**網頁節錄**.
一、概述
在 Sentinel 里面,所有的資源都對應一個資源名稱(resourceName
),每次資源調用都會創建一個 Entry
對象。Entry 可以通過對主流框架的適配自動創建,也可以通過注解的方式或調用 SphU
API 顯式創建。Entry 創建的時候,同時也會創建一系列功能插槽(slot chain),這些插槽有不同的職責,例如:
NodeSelectorSlot
負責收集資源的路徑,並將這些資源的調用路徑,以樹狀結構存儲起來,用於根據調用路徑來限流降級;ClusterBuilderSlot
則用於存儲資源的統計信息以及調用者信息,例如該資源的 RT, QPS, thread count 等等,這些信息將用作為多維度限流,降級的依據;LogSlot
則用於打印異常日志;StatisticSlot
則用於記錄、統計不同緯度的 runtime 指標監控信息;SystemSlot
則通過系統的狀態,例如 load1 等,來控制總的入口流量;AuthoritySlot
則根據配置的黑白名單和調用來源信息,來做黑白名單控制FlowSlot
則用於根據預設的限流規則以及前面 slot 統計的狀態,來進行流量控制DegradeSlot
則通過統計信息以及預設的規則,來做熔斷降級;
Sentinel 將 ProcessorSlot
作為 SPI 接口進行擴展(1.7.2 版本以前 SlotChainBuilder
作為 SPI),使得 Slot Chain 具備了擴展的能力。我們可以自行加入自定義的 slot 並編排 slot 間的順序,從而可以給 Sentinel 添加自定義的功能。比如我不希望sentinel具有限流功能,可以引入自定義的ChainBuilder代碼如下:
public class SentinelChainBuilder implements SlotChainBuilder { @Override public ProcessorSlotChain build() { ProcessorSlotChain chain = new DefaultProcessorSlotChain(); chain.addLast(new NodeSelectorSlot()); chain.addLast(new ClusterBuilderSlot()); chain.addLast(new LogSlot()); chain.addLast(new StatisticSlot()); chain.addLast(new SystemSlot()); chain.addLast(new AuthoritySlot()); chain.addLast(new DegradeSlot()); return chain; } }
然后在MATE-INF中引入加入下圖文件即可
二、sentinel核心概念
2.1 ProcessorSlot(SlotChainBuilder)

**題目 1**. 根據上面的網頁節錄,在 1.7.2 版本以前,作為 SPI 的是哪一個接口?

**本題資料**.
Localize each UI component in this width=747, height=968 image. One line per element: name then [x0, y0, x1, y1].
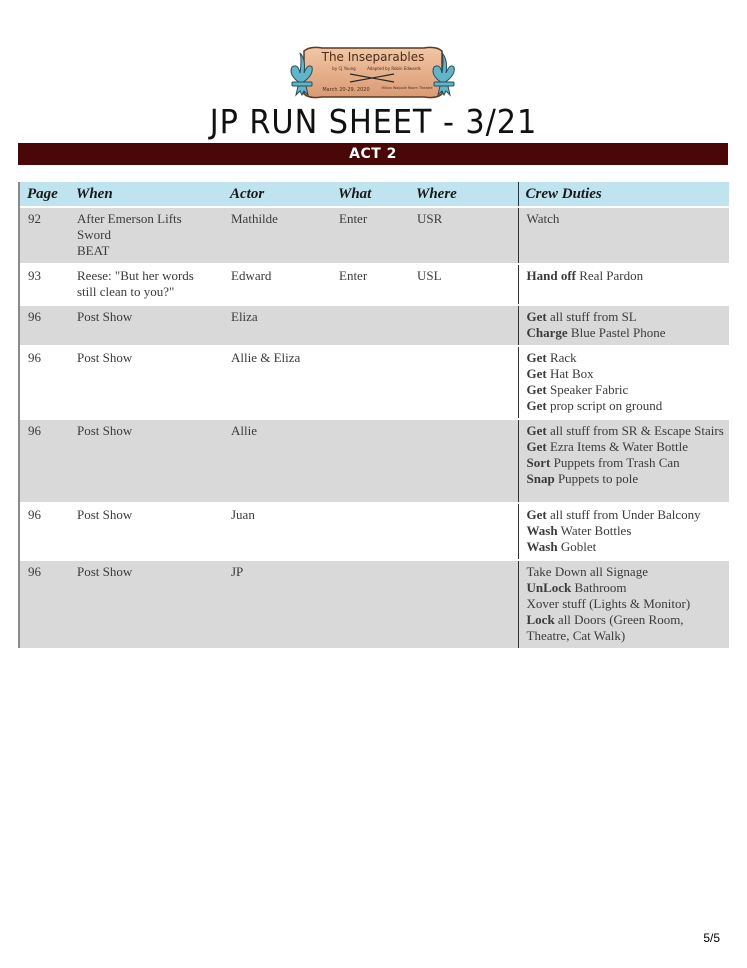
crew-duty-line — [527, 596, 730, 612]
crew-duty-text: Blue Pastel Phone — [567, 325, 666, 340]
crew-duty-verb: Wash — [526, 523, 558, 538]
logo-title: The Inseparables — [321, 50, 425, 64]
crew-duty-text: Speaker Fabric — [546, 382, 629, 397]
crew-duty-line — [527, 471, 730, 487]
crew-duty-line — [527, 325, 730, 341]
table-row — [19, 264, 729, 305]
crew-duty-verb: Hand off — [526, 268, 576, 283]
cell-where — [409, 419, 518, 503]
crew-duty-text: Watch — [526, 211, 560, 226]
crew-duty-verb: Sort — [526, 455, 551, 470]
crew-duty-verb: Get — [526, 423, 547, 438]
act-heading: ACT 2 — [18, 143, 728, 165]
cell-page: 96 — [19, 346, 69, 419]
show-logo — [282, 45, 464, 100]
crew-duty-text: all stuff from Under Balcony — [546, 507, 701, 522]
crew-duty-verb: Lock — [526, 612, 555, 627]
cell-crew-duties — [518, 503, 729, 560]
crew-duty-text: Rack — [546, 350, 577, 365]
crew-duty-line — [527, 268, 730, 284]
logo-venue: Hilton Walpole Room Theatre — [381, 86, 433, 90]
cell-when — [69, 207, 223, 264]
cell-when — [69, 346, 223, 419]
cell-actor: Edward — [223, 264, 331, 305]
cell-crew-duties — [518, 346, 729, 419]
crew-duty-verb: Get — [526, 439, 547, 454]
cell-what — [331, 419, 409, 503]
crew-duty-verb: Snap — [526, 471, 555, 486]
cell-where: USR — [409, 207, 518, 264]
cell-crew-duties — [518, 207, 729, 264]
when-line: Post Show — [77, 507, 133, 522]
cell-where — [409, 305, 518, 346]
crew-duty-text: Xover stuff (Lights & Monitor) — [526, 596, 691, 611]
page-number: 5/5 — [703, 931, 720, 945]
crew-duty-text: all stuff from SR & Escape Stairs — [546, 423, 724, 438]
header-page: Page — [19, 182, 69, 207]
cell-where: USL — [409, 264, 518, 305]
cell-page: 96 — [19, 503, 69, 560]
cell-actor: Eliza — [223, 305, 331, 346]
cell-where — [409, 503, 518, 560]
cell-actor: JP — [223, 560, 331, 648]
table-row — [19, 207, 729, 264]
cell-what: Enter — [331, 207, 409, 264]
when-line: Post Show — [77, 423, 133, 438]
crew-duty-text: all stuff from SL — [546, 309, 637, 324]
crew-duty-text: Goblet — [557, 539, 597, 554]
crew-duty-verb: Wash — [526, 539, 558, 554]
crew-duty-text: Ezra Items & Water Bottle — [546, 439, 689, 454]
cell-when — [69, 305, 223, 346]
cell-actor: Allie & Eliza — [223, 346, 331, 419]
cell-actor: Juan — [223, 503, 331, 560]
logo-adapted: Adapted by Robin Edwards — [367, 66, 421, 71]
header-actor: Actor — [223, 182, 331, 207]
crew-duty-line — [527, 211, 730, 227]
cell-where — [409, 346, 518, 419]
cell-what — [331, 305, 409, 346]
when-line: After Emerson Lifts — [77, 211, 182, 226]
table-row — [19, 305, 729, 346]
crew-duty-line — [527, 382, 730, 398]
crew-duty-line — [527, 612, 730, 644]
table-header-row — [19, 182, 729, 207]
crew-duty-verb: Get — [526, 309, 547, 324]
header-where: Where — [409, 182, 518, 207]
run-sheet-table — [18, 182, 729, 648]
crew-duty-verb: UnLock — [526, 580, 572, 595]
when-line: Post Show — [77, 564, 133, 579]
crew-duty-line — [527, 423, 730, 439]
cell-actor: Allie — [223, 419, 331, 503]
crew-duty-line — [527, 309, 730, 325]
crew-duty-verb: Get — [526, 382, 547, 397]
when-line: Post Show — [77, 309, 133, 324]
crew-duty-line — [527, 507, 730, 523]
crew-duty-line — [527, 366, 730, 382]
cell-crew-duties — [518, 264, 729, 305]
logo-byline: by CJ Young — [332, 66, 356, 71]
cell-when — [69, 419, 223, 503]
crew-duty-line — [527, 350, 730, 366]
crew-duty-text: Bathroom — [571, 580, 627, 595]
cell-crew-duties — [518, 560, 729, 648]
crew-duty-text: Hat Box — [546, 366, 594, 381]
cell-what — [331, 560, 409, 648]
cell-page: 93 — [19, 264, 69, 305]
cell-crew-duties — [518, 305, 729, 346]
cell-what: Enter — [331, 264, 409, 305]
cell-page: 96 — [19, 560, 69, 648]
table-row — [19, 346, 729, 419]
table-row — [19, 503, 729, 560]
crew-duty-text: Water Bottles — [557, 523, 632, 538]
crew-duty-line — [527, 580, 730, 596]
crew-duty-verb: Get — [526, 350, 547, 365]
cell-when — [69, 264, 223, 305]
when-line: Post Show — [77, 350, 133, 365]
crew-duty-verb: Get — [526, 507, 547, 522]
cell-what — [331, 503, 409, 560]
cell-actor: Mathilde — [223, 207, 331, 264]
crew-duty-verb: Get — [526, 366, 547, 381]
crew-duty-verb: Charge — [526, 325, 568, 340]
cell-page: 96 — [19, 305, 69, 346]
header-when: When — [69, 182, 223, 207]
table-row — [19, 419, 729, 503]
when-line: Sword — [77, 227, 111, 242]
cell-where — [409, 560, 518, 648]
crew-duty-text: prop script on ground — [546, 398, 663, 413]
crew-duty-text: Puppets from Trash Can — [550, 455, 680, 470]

**題目 2**. 請把上面清單中從含有「crew-duty-line — [527, 596, 730, 612]」的那一行到含有「cell-page: 96 — [19, 346, 69, 419]」的那一行一字不差地照抄下來,頭尾兩行都要包括。

**參考答案 1**. SlotChainBuilder

**參考答案 2**.
crew-duty-line — [527, 596, 730, 612]
crew-duty-text: Blue Pastel Phone — [567, 325, 666, 340]
crew-duty-verb: Wash — [526, 523, 558, 538]
logo-title: The Inseparables — [321, 50, 425, 64]
crew-duty-text: Speaker Fabric — [546, 382, 629, 397]
crew-duty-line — [527, 471, 730, 487]
crew-duty-line — [527, 325, 730, 341]
table-row — [19, 264, 729, 305]
crew-duty-verb: Hand off — [526, 268, 576, 283]
cell-where — [409, 419, 518, 503]
crew-duty-text: Watch — [526, 211, 560, 226]
crew-duty-verb: Sort — [526, 455, 551, 470]
crew-duty-verb: Get — [526, 423, 547, 438]
act-heading: ACT 2 — [18, 143, 728, 165]
cell-page: 96 — [19, 346, 69, 419]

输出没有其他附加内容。